Extracted data entries:

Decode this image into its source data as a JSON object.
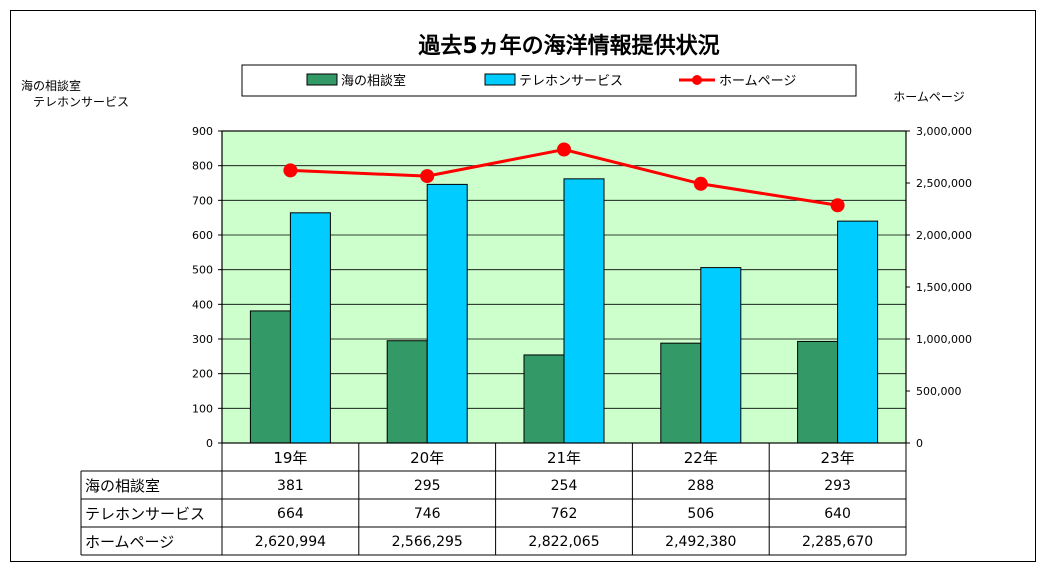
{
  "chart_data": {
    "type": "bar",
    "title": "過去5ヵ年の海洋情報提供状況",
    "categories": [
      "19年",
      "20年",
      "21年",
      "22年",
      "23年"
    ],
    "y_left_label": [
      "海の相談室",
      "テレホンサービス"
    ],
    "y_right_label": "ホームページ",
    "ylim_left": [
      0,
      900
    ],
    "ylim_right": [
      0,
      3000000
    ],
    "left_ticks": [
      "0",
      "100",
      "200",
      "300",
      "400",
      "500",
      "600",
      "700",
      "800",
      "900"
    ],
    "right_ticks": [
      "0",
      "500,000",
      "1,000,000",
      "1,500,000",
      "2,000,000",
      "2,500,000",
      "3,000,000"
    ],
    "legend": {
      "placement": "top"
    },
    "grid": "horizontal",
    "plot_background": "#ccffcc",
    "series": [
      {
        "name": "海の相談室",
        "type": "bar",
        "axis": "left",
        "color": "#339966",
        "values": [
          381,
          295,
          254,
          288,
          293
        ],
        "display": [
          "381",
          "295",
          "254",
          "288",
          "293"
        ]
      },
      {
        "name": "テレホンサービス",
        "type": "bar",
        "axis": "left",
        "color": "#00ccff",
        "values": [
          664,
          746,
          762,
          506,
          640
        ],
        "display": [
          "664",
          "746",
          "762",
          "506",
          "640"
        ]
      },
      {
        "name": "ホームページ",
        "type": "line",
        "axis": "right",
        "color": "#ff0000",
        "values": [
          2620994,
          2566295,
          2822065,
          2492380,
          2285670
        ],
        "display": [
          "2,620,994",
          "2,566,295",
          "2,822,065",
          "2,492,380",
          "2,285,670"
        ]
      }
    ]
  }
}
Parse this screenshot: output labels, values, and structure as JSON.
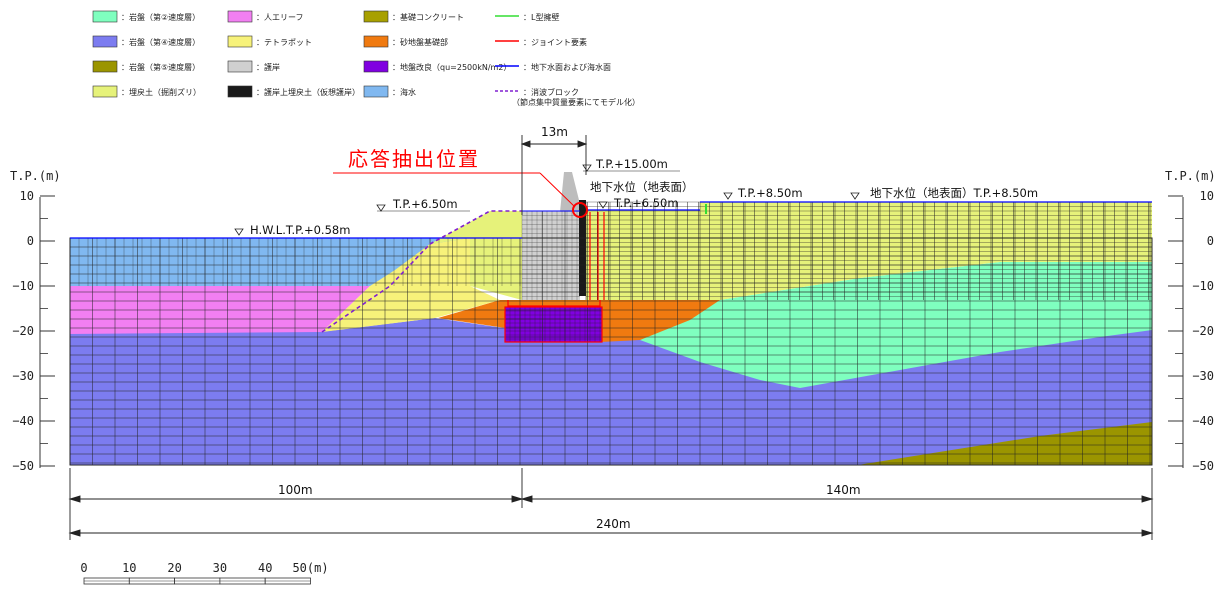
{
  "legend": [
    {
      "label": "：岩盤（第②速度層）",
      "color": "#7fffbf",
      "kind": "box"
    },
    {
      "label": "：岩盤（第④速度層）",
      "color": "#7c7cf0",
      "kind": "box"
    },
    {
      "label": "：岩盤（第⑤速度層）",
      "color": "#9b9500",
      "kind": "box"
    },
    {
      "label": "：埋戻土（掘削ズリ）",
      "color": "#e6f27a",
      "kind": "box"
    },
    {
      "label": "：人エリーフ",
      "color": "#f27ff2",
      "kind": "box"
    },
    {
      "label": "：テトラポット",
      "color": "#f7f27a",
      "kind": "box"
    },
    {
      "label": "：護岸",
      "color": "#d0d0d0",
      "kind": "box"
    },
    {
      "label": "：護岸上埋戻土（仮想護岸）",
      "color": "#1a1a1a",
      "kind": "box"
    },
    {
      "label": "：基礎コンクリート",
      "color": "#a8a000",
      "kind": "box"
    },
    {
      "label": "：砂地盤基礎部",
      "color": "#f07a10",
      "kind": "box"
    },
    {
      "label": "：地盤改良（qu=2500kN/m2）",
      "color": "#8000e0",
      "kind": "box"
    },
    {
      "label": "：海水",
      "color": "#80b8f0",
      "kind": "box"
    },
    {
      "label": "：L型擁壁",
      "color": "#33dd33",
      "kind": "line"
    },
    {
      "label": "：ジョイント要素",
      "color": "#ff0000",
      "kind": "line"
    },
    {
      "label": "：地下水面および海水面",
      "color": "#0000ff",
      "kind": "line"
    },
    {
      "label": "：消波ブロック",
      "color": "#8020d0",
      "kind": "dash"
    },
    {
      "label": "（節点集中質量要素にてモデル化）",
      "color": "",
      "kind": "note"
    }
  ],
  "axis": {
    "title_left": "T.P.(m)",
    "title_right": "T.P.(m)",
    "ticks": [
      "10",
      "0",
      "−10",
      "−20",
      "−30",
      "−40",
      "−50"
    ],
    "tick_values": [
      10,
      0,
      -10,
      -20,
      -30,
      -40,
      -50
    ]
  },
  "annotations": {
    "response_point": "応答抽出位置",
    "tp_15": "T.P.+15.00m",
    "gw_center": "地下水位（地表面）",
    "tp_650_left": "T.P.+6.50m",
    "tp_650_right": "T.P.+6.50m",
    "tp_850": "T.P.+8.50m",
    "gw_right": "地下水位（地表面）T.P.+8.50m",
    "hwl": "H.W.L.T.P.+0.58m"
  },
  "dimensions": {
    "top": "13m",
    "left": "100m",
    "right": "140m",
    "total": "240m"
  },
  "scale": {
    "labels": [
      "0",
      "10",
      "20",
      "30",
      "40",
      "50(m)"
    ]
  }
}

__Aim__. Tally up the lines in the preceding listing that contain the string "labels". Respond with the number and nothing else.

__Solved exercise__. 2